Goal: Reproduce the records below exactly as they appear, omitting any pictures they contain.

A block of data
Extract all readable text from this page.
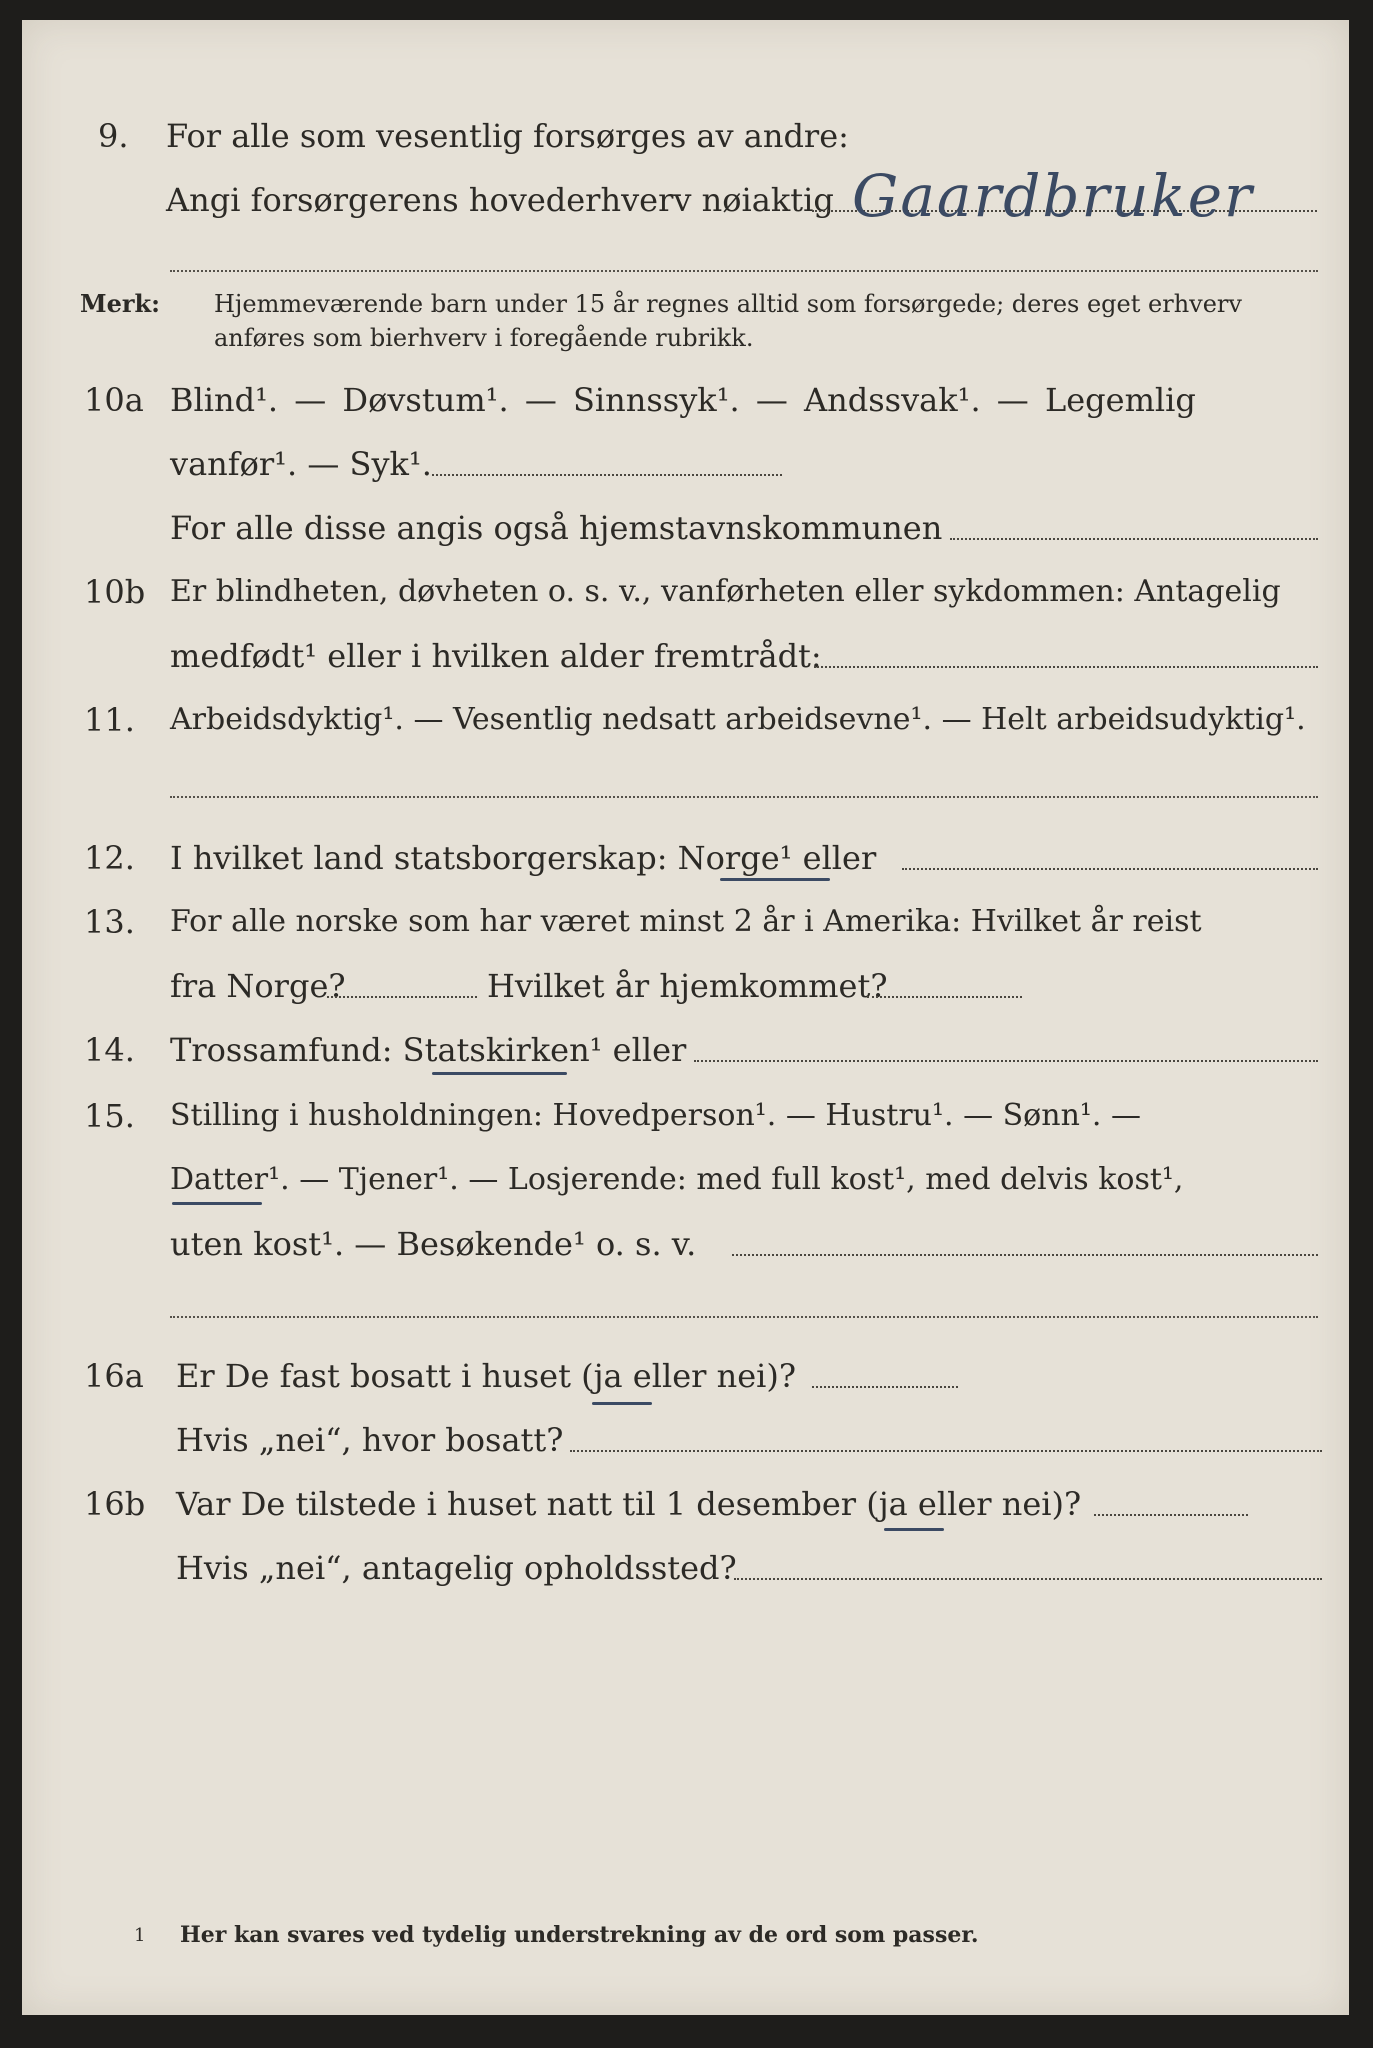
9. For alle som vesentlig forsørges av andre:
Angi forsørgerens hovederhverv nøiaktig Gaardbruker
Merk: Hjemmeværende barn under 15 år regnes alltid som forsørgede; deres eget erhverv
anføres som bierhverv i foregående rubrikk.
10a Blind¹. — Døvstum¹. — Sinnssyk¹. — Andssvak¹. — Legemlig
vanfør¹. — Syk¹.
For alle disse angis også hjemstavnskommunen
10b Er blindheten, døvheten o. s. v., vanførheten eller sykdommen: Antagelig
medfødt¹ eller i hvilken alder fremtrådt:
11. Arbeidsdyktig¹. — Vesentlig nedsatt arbeidsevne¹. — Helt arbeidsudyktig¹.
12. I hvilket land statsborgerskap: Norge¹ eller
13. For alle norske som har været minst 2 år i Amerika: Hvilket år reist
fra Norge?	Hvilket år hjemkommet?
14. Trossamfund: Statskirken¹ eller
15. Stilling i husholdningen: Hovedperson¹. — Hustru¹. — Sønn¹. —
Datter¹. — Tjener¹. — Losjerende: med full kost¹, med delvis kost¹,
uten kost¹. — Besøkende¹ o. s. v.
16a Er De fast bosatt i huset (ja eller nei)?
Hvis „nei“, hvor bosatt?
16b Var De tilstede i huset natt til 1 desember (ja eller nei)?
Hvis „nei“, antagelig opholdssted?
1 Her kan svares ved tydelig understrekning av de ord som passer.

Response to this exercise:
Extract all readable text from this page.
9. For alle som vesentlig forsørges av andre:
Angi forsørgerens hovederhverv nøiaktig Gaardbruker
Merk: Hjemmeværende barn under 15 år regnes alltid som forsørgede; deres eget erhverv
anføres som bierhverv i foregående rubrikk.
10a Blind¹. — Døvstum¹. — Sinnssyk¹. — Andssvak¹. — Legemlig
vanfør¹. — Syk¹.
For alle disse angis også hjemstavnskommunen
10b Er blindheten, døvheten o. s. v., vanførheten eller sykdommen: Antagelig
medfødt¹ eller i hvilken alder fremtrådt:
11. Arbeidsdyktig¹. — Vesentlig nedsatt arbeidsevne¹. — Helt arbeidsudyktig¹.
12. I hvilket land statsborgerskap: Norge¹ eller
13. For alle norske som har været minst 2 år i Amerika: Hvilket år reist
fra Norge?	Hvilket år hjemkommet?
14. Trossamfund: Statskirken¹ eller
15. Stilling i husholdningen: Hovedperson¹. — Hustru¹. — Sønn¹. —
Datter¹. — Tjener¹. — Losjerende: med full kost¹, med delvis kost¹,
uten kost¹. — Besøkende¹ o. s. v.
16a Er De fast bosatt i huset (ja eller nei)?
Hvis „nei“, hvor bosatt?
16b Var De tilstede i huset natt til 1 desember (ja eller nei)?
Hvis „nei“, antagelig opholdssted?
1 Her kan svares ved tydelig understrekning av de ord som passer.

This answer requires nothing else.